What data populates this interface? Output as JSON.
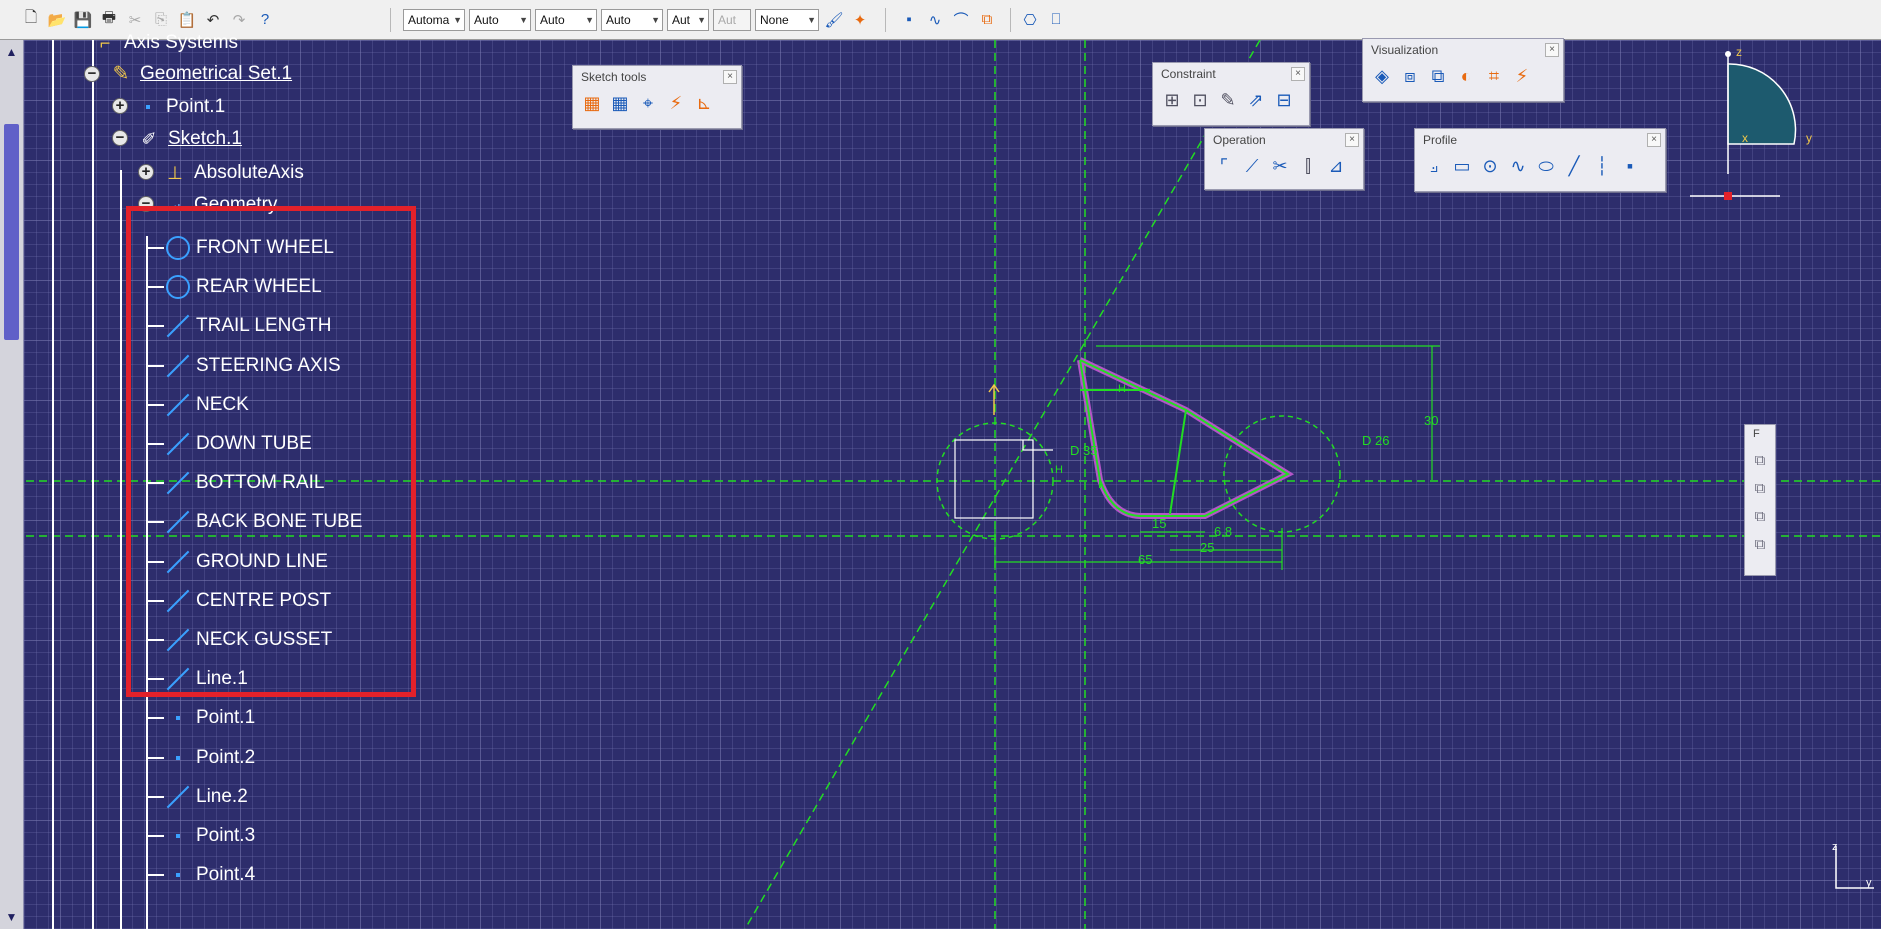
{
  "toolbar": {
    "icons": [
      "new-icon",
      "open-icon",
      "save-icon",
      "print-icon",
      "cut-icon",
      "copy-icon",
      "paste-icon",
      "undo-icon",
      "redo-icon",
      "whats-this-icon"
    ],
    "selects": [
      "Automa",
      "Auto",
      "Auto",
      "Auto",
      "Aut",
      "Aut",
      "None"
    ],
    "right_icons": [
      "point-icon",
      "spline-icon",
      "surface-icon",
      "measure-icon",
      "swap-icon",
      "render-icon"
    ]
  },
  "tree": {
    "axis_systems": "Axis Systems",
    "geometrical_set": "Geometrical Set.1",
    "point1": "Point.1",
    "sketch": "Sketch.1",
    "absolute_axis": "AbsoluteAxis",
    "geometry": "Geometry",
    "items": [
      {
        "label": "FRONT WHEEL",
        "icon": "circle-icon"
      },
      {
        "label": "REAR WHEEL",
        "icon": "circle-icon"
      },
      {
        "label": "TRAIL LENGTH",
        "icon": "line-icon"
      },
      {
        "label": "STEERING AXIS",
        "icon": "line-icon"
      },
      {
        "label": "NECK",
        "icon": "line-icon"
      },
      {
        "label": "DOWN TUBE",
        "icon": "line-icon"
      },
      {
        "label": "BOTTOM RAIL",
        "icon": "line-icon"
      },
      {
        "label": "BACK BONE TUBE",
        "icon": "line-icon"
      },
      {
        "label": "GROUND LINE",
        "icon": "line-icon"
      },
      {
        "label": "CENTRE POST",
        "icon": "line-icon"
      },
      {
        "label": "NECK GUSSET",
        "icon": "line-icon"
      },
      {
        "label": "Line.1",
        "icon": "line-icon"
      },
      {
        "label": "Point.1",
        "icon": "point-icon"
      },
      {
        "label": "Point.2",
        "icon": "point-icon"
      },
      {
        "label": "Line.2",
        "icon": "line-icon"
      },
      {
        "label": "Point.3",
        "icon": "point-icon"
      },
      {
        "label": "Point.4",
        "icon": "point-icon"
      }
    ]
  },
  "panels": {
    "sketch_tools": "Sketch tools",
    "constraint": "Constraint",
    "visualization": "Visualization",
    "operation": "Operation",
    "profile": "Profile",
    "side_label": "F"
  },
  "dimensions": {
    "d26": "D 26",
    "d_left": "D 35",
    "h30": "30",
    "w65": "65",
    "w25": "25",
    "w15": "15",
    "w68": "6.8",
    "h_label": "H"
  },
  "compass": {
    "z": "z",
    "x": "x",
    "y": "y"
  },
  "mini_axis": {
    "z": "z",
    "y": "y"
  },
  "colors": {
    "background": "#2d2d6c",
    "geometry": "#3aa0ff",
    "sketch_green": "#22dd22",
    "frame_purple": "#b455c8",
    "highlight": "#e3212a"
  }
}
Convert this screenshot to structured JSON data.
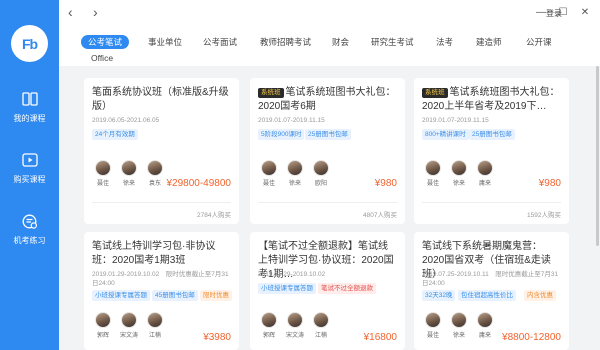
{
  "logo": {
    "text": "Fb"
  },
  "nav": [
    {
      "label": "我的课程"
    },
    {
      "label": "购买课程"
    },
    {
      "label": "机考练习"
    }
  ],
  "topbar": {
    "back_glyph": "‹",
    "forward_glyph": "›",
    "login": "登录",
    "min_glyph": "—",
    "max_glyph": "☐",
    "close_glyph": "✕"
  },
  "categories": [
    {
      "label": "公考笔试",
      "active": true
    },
    {
      "label": "事业单位"
    },
    {
      "label": "公考面试"
    },
    {
      "label": "教师招聘考试"
    },
    {
      "label": "财会"
    },
    {
      "label": "研究生考试"
    },
    {
      "label": "法考"
    },
    {
      "label": "建造师"
    },
    {
      "label": "公开课"
    },
    {
      "label": "Office"
    }
  ],
  "badge_text": "系统班",
  "cards": [
    {
      "title": "笔面系统协议班（标准版&升级版）",
      "date": "2019.06.05-2021.06.05",
      "tags": [
        {
          "text": "24个月有效期",
          "style": "blue"
        }
      ],
      "teachers": [
        "聂佳",
        "徐来",
        "袁东"
      ],
      "price": "¥29800-49800",
      "buyers": "2784人购买"
    },
    {
      "title": "笔试系统班图书大礼包：2020国考6期",
      "badge": true,
      "date": "2019.01.07-2019.11.15",
      "tags": [
        {
          "text": "5阶段900课时",
          "style": "blue"
        },
        {
          "text": "25册图书包邮",
          "style": "blue"
        }
      ],
      "teachers": [
        "聂佳",
        "徐来",
        "欧阳"
      ],
      "price": "¥980",
      "buyers": "4807人购买"
    },
    {
      "title": "笔试系统班图书大礼包：2020上半年省考及2019下…",
      "badge": true,
      "date": "2019.01.07-2019.11.15",
      "tags": [
        {
          "text": "800+精讲课时",
          "style": "blue"
        },
        {
          "text": "25册图书包邮",
          "style": "blue"
        }
      ],
      "teachers": [
        "聂佳",
        "徐来",
        "庸来"
      ],
      "price": "¥980",
      "buyers": "1592人购买"
    },
    {
      "title": "笔试线上特训学习包·非协议班：2020国考1期3班",
      "date": "2019.01.29-2019.10.02　限时优惠截止至7月31日24:00",
      "tags": [
        {
          "text": "小班授课专属答题",
          "style": "blue"
        },
        {
          "text": "45册图书包邮",
          "style": "blue"
        },
        {
          "text": "限时优惠",
          "style": "orange"
        }
      ],
      "teachers": [
        "郭辉",
        "宋文涛",
        "江楠"
      ],
      "price": "¥3980",
      "buyers": ""
    },
    {
      "title": "【笔试不过全额退款】笔试线上特训学习包·协议班：2020国考1期…",
      "date": "2019.01.29-2019.10.02",
      "tags": [
        {
          "text": "小班授课专属答题",
          "style": "blue"
        },
        {
          "text": "笔试不过全额退款",
          "style": "red"
        }
      ],
      "teachers": [
        "郭辉",
        "宋文涛",
        "江楠"
      ],
      "price": "¥16800",
      "buyers": ""
    },
    {
      "title": "笔试线下系统暑期魔鬼营：2020国省双考（住宿班&走读班）",
      "date": "2019.07.25-2019.10.11　限时优惠截止至7月31日24:00",
      "tags": [
        {
          "text": "32天32晚",
          "style": "blue"
        },
        {
          "text": "包住宿超高性价比",
          "style": "blue"
        },
        {
          "text": "内含优惠",
          "style": "orange"
        }
      ],
      "teachers": [
        "聂佳",
        "徐来",
        "庸来"
      ],
      "price": "¥8800-12800",
      "buyers": ""
    }
  ]
}
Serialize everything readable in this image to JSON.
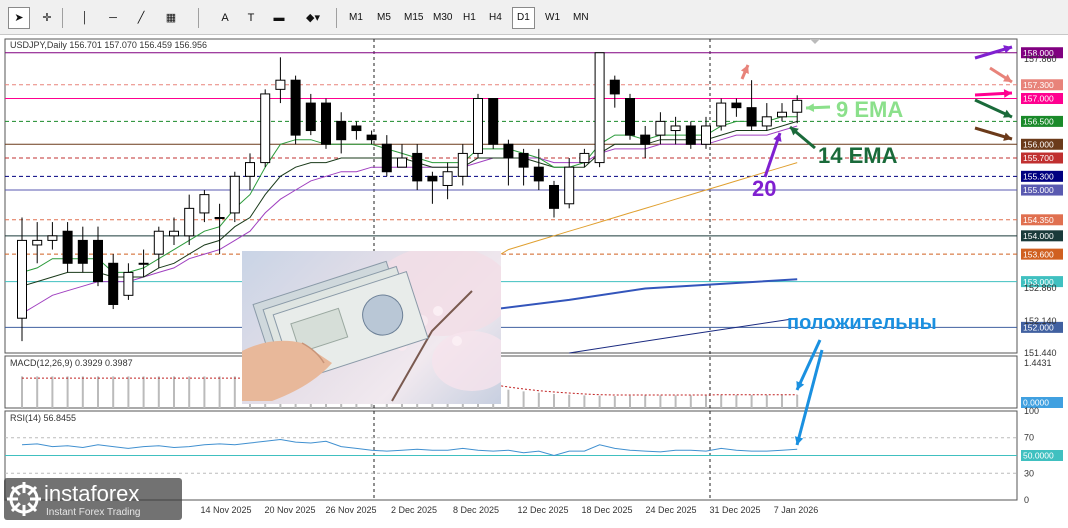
{
  "toolbar": {
    "tools": [
      "cursor-icon",
      "crosshair-icon",
      "vertical-line-icon",
      "horizontal-line-icon",
      "trendline-icon",
      "fibonacci-icon",
      "A",
      "text-label-icon",
      "rectangle-icon",
      "shapes-dropdown-icon"
    ],
    "timeframes": [
      "M1",
      "M5",
      "M15",
      "M30",
      "H1",
      "H4",
      "D1",
      "W1",
      "MN"
    ],
    "selected_timeframe": "D1"
  },
  "chart_data": {
    "type": "candlestick",
    "symbol_header": "USDJPY,Daily  156.701 157.070 156.459 156.956",
    "ylim": [
      151.44,
      158.3
    ],
    "y_ticks": [
      157.86,
      152.86,
      152.14,
      151.44
    ],
    "x_tick_labels": [
      "14 Nov 2025",
      "20 Nov 2025",
      "26 Nov 2025",
      "2 Dec 2025",
      "8 Dec 2025",
      "12 Dec 2025",
      "18 Dec 2025",
      "24 Dec 2025",
      "31 Dec 2025",
      "7 Jan 2026"
    ],
    "price_levels": [
      {
        "label": "158.000",
        "value": 158.0,
        "color": "#800080",
        "style": "solid"
      },
      {
        "label": "157.300",
        "value": 157.3,
        "color": "#e8837a",
        "style": "dashed"
      },
      {
        "label": "157.000",
        "value": 157.0,
        "color": "#ff0090",
        "style": "solid"
      },
      {
        "label": "156.500",
        "value": 156.5,
        "color": "#1a8a2a",
        "style": "dashed"
      },
      {
        "label": "156.000",
        "value": 156.0,
        "color": "#6b3a1a",
        "style": "solid"
      },
      {
        "label": "155.700",
        "value": 155.7,
        "color": "#c03030",
        "style": "dashed"
      },
      {
        "label": "155.300",
        "value": 155.3,
        "color": "#000080",
        "style": "dashed"
      },
      {
        "label": "155.000",
        "value": 155.0,
        "color": "#5a5ab0",
        "style": "solid"
      },
      {
        "label": "154.350",
        "value": 154.35,
        "color": "#e07050",
        "style": "dashed"
      },
      {
        "label": "154.000",
        "value": 154.0,
        "color": "#1a3a3a",
        "style": "solid"
      },
      {
        "label": "153.600",
        "value": 153.6,
        "color": "#d06020",
        "style": "dashed"
      },
      {
        "label": "153.000",
        "value": 153.0,
        "color": "#40c0c0",
        "style": "solid"
      },
      {
        "label": "152.000",
        "value": 152.0,
        "color": "#4060a0",
        "style": "solid"
      }
    ],
    "candles": [
      {
        "o": 152.2,
        "c": 153.9,
        "h": 154.4,
        "l": 151.7
      },
      {
        "o": 153.8,
        "c": 153.9,
        "h": 154.3,
        "l": 153.4
      },
      {
        "o": 153.9,
        "c": 154.0,
        "h": 154.3,
        "l": 153.7
      },
      {
        "o": 154.1,
        "c": 153.4,
        "h": 154.3,
        "l": 153.2
      },
      {
        "o": 153.9,
        "c": 153.4,
        "h": 154.2,
        "l": 153.2
      },
      {
        "o": 153.9,
        "c": 153.0,
        "h": 154.2,
        "l": 152.9
      },
      {
        "o": 153.4,
        "c": 152.5,
        "h": 153.6,
        "l": 152.4
      },
      {
        "o": 152.7,
        "c": 153.2,
        "h": 153.4,
        "l": 152.6
      },
      {
        "o": 153.4,
        "c": 153.4,
        "h": 153.7,
        "l": 153.1
      },
      {
        "o": 153.6,
        "c": 154.1,
        "h": 154.2,
        "l": 153.3
      },
      {
        "o": 154.0,
        "c": 154.1,
        "h": 154.4,
        "l": 153.8
      },
      {
        "o": 154.0,
        "c": 154.6,
        "h": 154.9,
        "l": 153.8
      },
      {
        "o": 154.5,
        "c": 154.9,
        "h": 155.0,
        "l": 154.3
      },
      {
        "o": 154.4,
        "c": 154.4,
        "h": 154.7,
        "l": 153.6
      },
      {
        "o": 154.5,
        "c": 155.3,
        "h": 155.4,
        "l": 154.3
      },
      {
        "o": 155.3,
        "c": 155.6,
        "h": 155.8,
        "l": 155.0
      },
      {
        "o": 155.6,
        "c": 157.1,
        "h": 157.2,
        "l": 155.5
      },
      {
        "o": 157.2,
        "c": 157.4,
        "h": 157.9,
        "l": 156.9
      },
      {
        "o": 157.4,
        "c": 156.2,
        "h": 157.5,
        "l": 156.0
      },
      {
        "o": 156.9,
        "c": 156.3,
        "h": 157.1,
        "l": 156.2
      },
      {
        "o": 156.9,
        "c": 156.0,
        "h": 157.0,
        "l": 155.9
      },
      {
        "o": 156.5,
        "c": 156.1,
        "h": 156.7,
        "l": 155.8
      },
      {
        "o": 156.4,
        "c": 156.3,
        "h": 156.5,
        "l": 156.1
      },
      {
        "o": 156.2,
        "c": 156.1,
        "h": 156.3,
        "l": 156.0
      },
      {
        "o": 156.0,
        "c": 155.4,
        "h": 156.2,
        "l": 155.3
      },
      {
        "o": 155.5,
        "c": 155.7,
        "h": 156.0,
        "l": 155.5
      },
      {
        "o": 155.8,
        "c": 155.2,
        "h": 156.0,
        "l": 155.0
      },
      {
        "o": 155.3,
        "c": 155.2,
        "h": 155.4,
        "l": 154.7
      },
      {
        "o": 155.1,
        "c": 155.4,
        "h": 155.6,
        "l": 154.8
      },
      {
        "o": 155.3,
        "c": 155.8,
        "h": 156.0,
        "l": 155.1
      },
      {
        "o": 155.8,
        "c": 157.0,
        "h": 157.1,
        "l": 155.7
      },
      {
        "o": 157.0,
        "c": 156.0,
        "h": 157.0,
        "l": 155.9
      },
      {
        "o": 156.0,
        "c": 155.7,
        "h": 156.1,
        "l": 155.1
      },
      {
        "o": 155.8,
        "c": 155.5,
        "h": 155.9,
        "l": 155.1
      },
      {
        "o": 155.5,
        "c": 155.2,
        "h": 155.9,
        "l": 155.0
      },
      {
        "o": 155.1,
        "c": 154.6,
        "h": 155.2,
        "l": 154.4
      },
      {
        "o": 154.7,
        "c": 155.5,
        "h": 155.7,
        "l": 154.6
      },
      {
        "o": 155.6,
        "c": 155.8,
        "h": 155.9,
        "l": 155.5
      },
      {
        "o": 155.6,
        "c": 158.0,
        "h": 158.0,
        "l": 155.5
      },
      {
        "o": 157.4,
        "c": 157.1,
        "h": 157.5,
        "l": 156.8
      },
      {
        "o": 157.0,
        "c": 156.2,
        "h": 157.1,
        "l": 156.1
      },
      {
        "o": 156.2,
        "c": 156.0,
        "h": 156.4,
        "l": 155.7
      },
      {
        "o": 156.2,
        "c": 156.5,
        "h": 156.7,
        "l": 156.0
      },
      {
        "o": 156.3,
        "c": 156.4,
        "h": 156.6,
        "l": 156.0
      },
      {
        "o": 156.4,
        "c": 156.0,
        "h": 156.5,
        "l": 155.9
      },
      {
        "o": 156.0,
        "c": 156.4,
        "h": 156.6,
        "l": 155.9
      },
      {
        "o": 156.4,
        "c": 156.9,
        "h": 157.0,
        "l": 156.3
      },
      {
        "o": 156.9,
        "c": 156.8,
        "h": 157.0,
        "l": 156.6
      },
      {
        "o": 156.8,
        "c": 156.4,
        "h": 157.4,
        "l": 156.3
      },
      {
        "o": 156.4,
        "c": 156.6,
        "h": 156.9,
        "l": 156.3
      },
      {
        "o": 156.6,
        "c": 156.7,
        "h": 156.9,
        "l": 156.5
      },
      {
        "o": 156.7,
        "c": 156.96,
        "h": 157.07,
        "l": 156.46
      }
    ],
    "ema9": [
      153.2,
      153.3,
      153.5,
      153.5,
      153.5,
      153.5,
      153.2,
      153.2,
      153.3,
      153.5,
      153.7,
      153.9,
      154.1,
      154.2,
      154.6,
      154.9,
      155.5,
      156.0,
      156.1,
      156.1,
      156.0,
      156.0,
      156.0,
      156.0,
      155.9,
      155.8,
      155.7,
      155.6,
      155.6,
      155.6,
      155.9,
      155.9,
      155.9,
      155.8,
      155.7,
      155.5,
      155.5,
      155.6,
      156.0,
      156.2,
      156.2,
      156.1,
      156.2,
      156.2,
      156.2,
      156.2,
      156.4,
      156.5,
      156.5,
      156.5,
      156.6,
      156.6
    ],
    "ema14": [
      152.9,
      153.0,
      153.1,
      153.2,
      153.2,
      153.2,
      153.1,
      153.1,
      153.1,
      153.3,
      153.4,
      153.6,
      153.8,
      153.9,
      154.2,
      154.4,
      154.9,
      155.3,
      155.5,
      155.6,
      155.6,
      155.7,
      155.7,
      155.7,
      155.7,
      155.7,
      155.6,
      155.5,
      155.5,
      155.5,
      155.7,
      155.7,
      155.7,
      155.7,
      155.6,
      155.5,
      155.5,
      155.5,
      155.8,
      156.0,
      156.0,
      156.0,
      156.1,
      156.1,
      156.1,
      156.1,
      156.2,
      156.3,
      156.3,
      156.3,
      156.4,
      156.5
    ],
    "ema20": [
      152.3,
      152.5,
      152.7,
      152.8,
      152.9,
      153.0,
      153.0,
      153.0,
      153.1,
      153.2,
      153.3,
      153.5,
      153.6,
      153.7,
      153.9,
      154.1,
      154.5,
      154.8,
      155.0,
      155.2,
      155.3,
      155.4,
      155.4,
      155.5,
      155.5,
      155.5,
      155.5,
      155.5,
      155.5,
      155.5,
      155.6,
      155.7,
      155.7,
      155.7,
      155.7,
      155.6,
      155.6,
      155.6,
      155.8,
      155.9,
      155.9,
      155.9,
      156.0,
      156.0,
      156.0,
      156.0,
      156.1,
      156.2,
      156.2,
      156.2,
      156.3,
      156.4
    ],
    "ma_orange_from_index": 30,
    "ma_orange": [
      153.3,
      153.5,
      153.7,
      153.8,
      153.9,
      154.0,
      154.1,
      154.2,
      154.3,
      154.4,
      154.5,
      154.6,
      154.7,
      154.8,
      154.9,
      155.0,
      155.1,
      155.2,
      155.3,
      155.4,
      155.5,
      155.6
    ],
    "blue_lines": [
      {
        "color": "#3355bb",
        "points": [
          [
            152.35,
            30
          ],
          [
            152.6,
            36
          ],
          [
            152.85,
            41
          ],
          [
            153.05,
            51
          ]
        ]
      },
      {
        "color": "#1a2a80",
        "points": [
          [
            151.44,
            36
          ],
          [
            151.8,
            43
          ],
          [
            152.2,
            51
          ]
        ]
      }
    ],
    "macd": {
      "label": "MACD(12,26,9) 0.3929 0.3987",
      "axis_top": "1.4431",
      "axis_bottom": "0.0000",
      "hist": [
        0.95,
        0.95,
        0.95,
        0.95,
        0.95,
        0.95,
        0.95,
        0.95,
        0.95,
        0.95,
        0.95,
        0.95,
        0.95,
        0.95,
        0.95,
        0.95,
        0.95,
        0.95,
        0.95,
        0.95,
        0.95,
        0.95,
        0.95,
        0.95,
        0.95,
        0.95,
        0.95,
        0.95,
        0.95,
        0.95,
        0.7,
        0.62,
        0.55,
        0.5,
        0.46,
        0.42,
        0.4,
        0.38,
        0.37,
        0.36,
        0.37,
        0.38,
        0.38,
        0.38,
        0.38,
        0.38,
        0.39,
        0.39,
        0.39,
        0.39,
        0.39,
        0.39
      ],
      "signal": [
        0.9,
        0.9,
        0.9,
        0.9,
        0.9,
        0.9,
        0.9,
        0.9,
        0.9,
        0.9,
        0.9,
        0.9,
        0.9,
        0.9,
        0.9,
        0.9,
        0.9,
        0.9,
        0.9,
        0.9,
        0.9,
        0.9,
        0.9,
        0.9,
        0.9,
        0.9,
        0.9,
        0.9,
        0.9,
        0.9,
        0.78,
        0.7,
        0.63,
        0.57,
        0.52,
        0.48,
        0.45,
        0.42,
        0.4,
        0.39,
        0.39,
        0.39,
        0.39,
        0.39,
        0.39,
        0.39,
        0.4,
        0.4,
        0.4,
        0.4,
        0.4,
        0.4
      ]
    },
    "rsi": {
      "label": "RSI(14) 56.8455",
      "ticks": [
        "100",
        "70",
        "50",
        "30",
        "0"
      ],
      "current": "50.0000",
      "values": [
        62,
        63,
        60,
        61,
        59,
        62,
        60,
        58,
        60,
        61,
        59,
        60,
        62,
        63,
        62,
        64,
        66,
        68,
        65,
        64,
        66,
        60,
        58,
        56,
        55,
        56,
        57,
        56,
        56,
        58,
        56,
        55,
        56,
        53,
        55,
        50,
        55,
        55,
        62,
        58,
        56,
        55,
        54,
        56,
        56,
        55,
        58,
        56,
        55,
        55,
        56,
        57
      ]
    },
    "annotations": [
      {
        "text": "9 EMA",
        "color": "#8be08b"
      },
      {
        "text": "14 EMA",
        "color": "#1a6a3a"
      },
      {
        "text": "20",
        "color": "#8020d0"
      },
      {
        "text": "положительны",
        "color": "#1a90e0"
      }
    ]
  },
  "logo": {
    "brand": "instaforex",
    "tagline": "Instant Forex Trading"
  }
}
—————
__TASK BRIEF__
Show every line from the listing above in which the string "笔试线上特训学习包" appears.

__THE COMPLETED TASK__
      "title": "笔试线上特训学习包·非协议班：2020国考1期3班",
      "title": "【笔试不过全额退款】笔试线上特训学习包·协议班：2020国考1期…",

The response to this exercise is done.